SHORT EXERCISE:
Would you extract the whole listing below and retype it exactly?
[start]
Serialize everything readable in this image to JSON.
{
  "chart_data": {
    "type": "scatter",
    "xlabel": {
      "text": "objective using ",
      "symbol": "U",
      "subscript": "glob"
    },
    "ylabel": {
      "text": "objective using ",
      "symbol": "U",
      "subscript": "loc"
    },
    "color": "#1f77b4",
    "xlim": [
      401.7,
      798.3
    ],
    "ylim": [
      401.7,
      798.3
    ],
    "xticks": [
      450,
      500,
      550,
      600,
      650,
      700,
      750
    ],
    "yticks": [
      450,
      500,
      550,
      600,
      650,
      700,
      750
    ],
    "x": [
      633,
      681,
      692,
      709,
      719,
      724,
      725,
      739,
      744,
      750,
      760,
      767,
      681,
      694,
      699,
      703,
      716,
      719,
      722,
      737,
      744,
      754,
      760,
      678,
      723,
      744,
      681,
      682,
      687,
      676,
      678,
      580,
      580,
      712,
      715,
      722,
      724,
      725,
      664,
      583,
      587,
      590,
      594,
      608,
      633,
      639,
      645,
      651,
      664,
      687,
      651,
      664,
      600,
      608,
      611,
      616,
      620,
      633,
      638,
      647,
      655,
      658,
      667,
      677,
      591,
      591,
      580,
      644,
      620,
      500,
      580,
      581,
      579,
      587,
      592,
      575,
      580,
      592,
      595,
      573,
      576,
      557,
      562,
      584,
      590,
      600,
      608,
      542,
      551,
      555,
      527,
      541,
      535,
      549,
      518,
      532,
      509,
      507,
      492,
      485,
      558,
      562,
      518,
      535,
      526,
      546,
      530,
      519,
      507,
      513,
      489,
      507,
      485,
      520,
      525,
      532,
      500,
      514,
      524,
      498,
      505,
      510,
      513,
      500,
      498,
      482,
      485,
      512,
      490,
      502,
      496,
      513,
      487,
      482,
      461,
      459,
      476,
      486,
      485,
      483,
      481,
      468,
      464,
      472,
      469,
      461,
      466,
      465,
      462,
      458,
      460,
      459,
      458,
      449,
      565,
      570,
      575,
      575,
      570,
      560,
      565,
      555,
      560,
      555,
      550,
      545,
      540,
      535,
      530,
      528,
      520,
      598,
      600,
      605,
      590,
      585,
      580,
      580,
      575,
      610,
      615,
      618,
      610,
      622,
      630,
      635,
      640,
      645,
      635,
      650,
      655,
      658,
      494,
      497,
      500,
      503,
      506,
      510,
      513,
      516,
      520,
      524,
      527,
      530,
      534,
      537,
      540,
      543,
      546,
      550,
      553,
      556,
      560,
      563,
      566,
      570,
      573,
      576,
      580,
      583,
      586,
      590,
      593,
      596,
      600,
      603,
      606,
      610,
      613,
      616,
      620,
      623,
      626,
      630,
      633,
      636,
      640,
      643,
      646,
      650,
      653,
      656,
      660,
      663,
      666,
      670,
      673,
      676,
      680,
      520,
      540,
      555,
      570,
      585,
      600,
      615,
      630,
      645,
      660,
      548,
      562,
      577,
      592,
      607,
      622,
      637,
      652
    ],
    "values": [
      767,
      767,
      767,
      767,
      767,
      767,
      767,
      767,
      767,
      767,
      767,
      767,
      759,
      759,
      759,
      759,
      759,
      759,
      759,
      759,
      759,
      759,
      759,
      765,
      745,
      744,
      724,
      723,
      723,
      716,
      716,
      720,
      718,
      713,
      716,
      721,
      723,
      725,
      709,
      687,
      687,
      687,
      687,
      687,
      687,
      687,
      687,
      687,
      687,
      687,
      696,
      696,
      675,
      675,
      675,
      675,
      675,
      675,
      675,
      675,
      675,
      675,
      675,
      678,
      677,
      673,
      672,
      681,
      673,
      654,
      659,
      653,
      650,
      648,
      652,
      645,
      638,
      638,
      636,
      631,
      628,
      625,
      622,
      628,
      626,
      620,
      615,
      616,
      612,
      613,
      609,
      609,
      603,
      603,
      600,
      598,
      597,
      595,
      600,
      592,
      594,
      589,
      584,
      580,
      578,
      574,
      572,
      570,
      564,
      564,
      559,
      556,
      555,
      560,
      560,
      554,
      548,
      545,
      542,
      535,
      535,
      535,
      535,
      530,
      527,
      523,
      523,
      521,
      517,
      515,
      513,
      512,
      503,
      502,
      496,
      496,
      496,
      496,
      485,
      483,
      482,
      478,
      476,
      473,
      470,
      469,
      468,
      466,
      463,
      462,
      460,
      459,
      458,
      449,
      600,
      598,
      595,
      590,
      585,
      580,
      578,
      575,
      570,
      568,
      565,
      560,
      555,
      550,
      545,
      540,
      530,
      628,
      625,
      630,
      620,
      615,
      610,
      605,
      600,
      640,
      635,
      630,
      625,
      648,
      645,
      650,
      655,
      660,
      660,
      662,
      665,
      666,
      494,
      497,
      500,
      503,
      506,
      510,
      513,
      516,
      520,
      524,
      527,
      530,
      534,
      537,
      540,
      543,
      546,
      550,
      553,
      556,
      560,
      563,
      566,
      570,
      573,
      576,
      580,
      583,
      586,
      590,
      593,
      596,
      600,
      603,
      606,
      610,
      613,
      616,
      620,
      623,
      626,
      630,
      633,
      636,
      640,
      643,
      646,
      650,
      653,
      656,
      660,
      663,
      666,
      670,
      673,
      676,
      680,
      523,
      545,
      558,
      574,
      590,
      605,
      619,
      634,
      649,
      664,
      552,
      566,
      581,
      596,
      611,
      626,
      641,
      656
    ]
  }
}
[end]
RESULT OF THE TASK:
Serialize everything readable in this image to JSON.
{
  "chart_data": {
    "type": "scatter",
    "xlabel": {
      "text": "objective using ",
      "symbol": "U",
      "subscript": "glob"
    },
    "ylabel": {
      "text": "objective using ",
      "symbol": "U",
      "subscript": "loc"
    },
    "color": "#1f77b4",
    "xlim": [
      401.7,
      798.3
    ],
    "ylim": [
      401.7,
      798.3
    ],
    "xticks": [
      450,
      500,
      550,
      600,
      650,
      700,
      750
    ],
    "yticks": [
      450,
      500,
      550,
      600,
      650,
      700,
      750
    ],
    "x": [
      633,
      681,
      692,
      709,
      719,
      724,
      725,
      739,
      744,
      750,
      760,
      767,
      681,
      694,
      699,
      703,
      716,
      719,
      722,
      737,
      744,
      754,
      760,
      678,
      723,
      744,
      681,
      682,
      687,
      676,
      678,
      580,
      580,
      712,
      715,
      722,
      724,
      725,
      664,
      583,
      587,
      590,
      594,
      608,
      633,
      639,
      645,
      651,
      664,
      687,
      651,
      664,
      600,
      608,
      611,
      616,
      620,
      633,
      638,
      647,
      655,
      658,
      667,
      677,
      591,
      591,
      580,
      644,
      620,
      500,
      580,
      581,
      579,
      587,
      592,
      575,
      580,
      592,
      595,
      573,
      576,
      557,
      562,
      584,
      590,
      600,
      608,
      542,
      551,
      555,
      527,
      541,
      535,
      549,
      518,
      532,
      509,
      507,
      492,
      485,
      558,
      562,
      518,
      535,
      526,
      546,
      530,
      519,
      507,
      513,
      489,
      507,
      485,
      520,
      525,
      532,
      500,
      514,
      524,
      498,
      505,
      510,
      513,
      500,
      498,
      482,
      485,
      512,
      490,
      502,
      496,
      513,
      487,
      482,
      461,
      459,
      476,
      486,
      485,
      483,
      481,
      468,
      464,
      472,
      469,
      461,
      466,
      465,
      462,
      458,
      460,
      459,
      458,
      449,
      565,
      570,
      575,
      575,
      570,
      560,
      565,
      555,
      560,
      555,
      550,
      545,
      540,
      535,
      530,
      528,
      520,
      598,
      600,
      605,
      590,
      585,
      580,
      580,
      575,
      610,
      615,
      618,
      610,
      622,
      630,
      635,
      640,
      645,
      635,
      650,
      655,
      658,
      494,
      497,
      500,
      503,
      506,
      510,
      513,
      516,
      520,
      524,
      527,
      530,
      534,
      537,
      540,
      543,
      546,
      550,
      553,
      556,
      560,
      563,
      566,
      570,
      573,
      576,
      580,
      583,
      586,
      590,
      593,
      596,
      600,
      603,
      606,
      610,
      613,
      616,
      620,
      623,
      626,
      630,
      633,
      636,
      640,
      643,
      646,
      650,
      653,
      656,
      660,
      663,
      666,
      670,
      673,
      676,
      680,
      520,
      540,
      555,
      570,
      585,
      600,
      615,
      630,
      645,
      660,
      548,
      562,
      577,
      592,
      607,
      622,
      637,
      652
    ],
    "values": [
      767,
      767,
      767,
      767,
      767,
      767,
      767,
      767,
      767,
      767,
      767,
      767,
      759,
      759,
      759,
      759,
      759,
      759,
      759,
      759,
      759,
      759,
      759,
      765,
      745,
      744,
      724,
      723,
      723,
      716,
      716,
      720,
      718,
      713,
      716,
      721,
      723,
      725,
      709,
      687,
      687,
      687,
      687,
      687,
      687,
      687,
      687,
      687,
      687,
      687,
      696,
      696,
      675,
      675,
      675,
      675,
      675,
      675,
      675,
      675,
      675,
      675,
      675,
      678,
      677,
      673,
      672,
      681,
      673,
      654,
      659,
      653,
      650,
      648,
      652,
      645,
      638,
      638,
      636,
      631,
      628,
      625,
      622,
      628,
      626,
      620,
      615,
      616,
      612,
      613,
      609,
      609,
      603,
      603,
      600,
      598,
      597,
      595,
      600,
      592,
      594,
      589,
      584,
      580,
      578,
      574,
      572,
      570,
      564,
      564,
      559,
      556,
      555,
      560,
      560,
      554,
      548,
      545,
      542,
      535,
      535,
      535,
      535,
      530,
      527,
      523,
      523,
      521,
      517,
      515,
      513,
      512,
      503,
      502,
      496,
      496,
      496,
      496,
      485,
      483,
      482,
      478,
      476,
      473,
      470,
      469,
      468,
      466,
      463,
      462,
      460,
      459,
      458,
      449,
      600,
      598,
      595,
      590,
      585,
      580,
      578,
      575,
      570,
      568,
      565,
      560,
      555,
      550,
      545,
      540,
      530,
      628,
      625,
      630,
      620,
      615,
      610,
      605,
      600,
      640,
      635,
      630,
      625,
      648,
      645,
      650,
      655,
      660,
      660,
      662,
      665,
      666,
      494,
      497,
      500,
      503,
      506,
      510,
      513,
      516,
      520,
      524,
      527,
      530,
      534,
      537,
      540,
      543,
      546,
      550,
      553,
      556,
      560,
      563,
      566,
      570,
      573,
      576,
      580,
      583,
      586,
      590,
      593,
      596,
      600,
      603,
      606,
      610,
      613,
      616,
      620,
      623,
      626,
      630,
      633,
      636,
      640,
      643,
      646,
      650,
      653,
      656,
      660,
      663,
      666,
      670,
      673,
      676,
      680,
      523,
      545,
      558,
      574,
      590,
      605,
      619,
      634,
      649,
      664,
      552,
      566,
      581,
      596,
      611,
      626,
      641,
      656
    ]
  }
}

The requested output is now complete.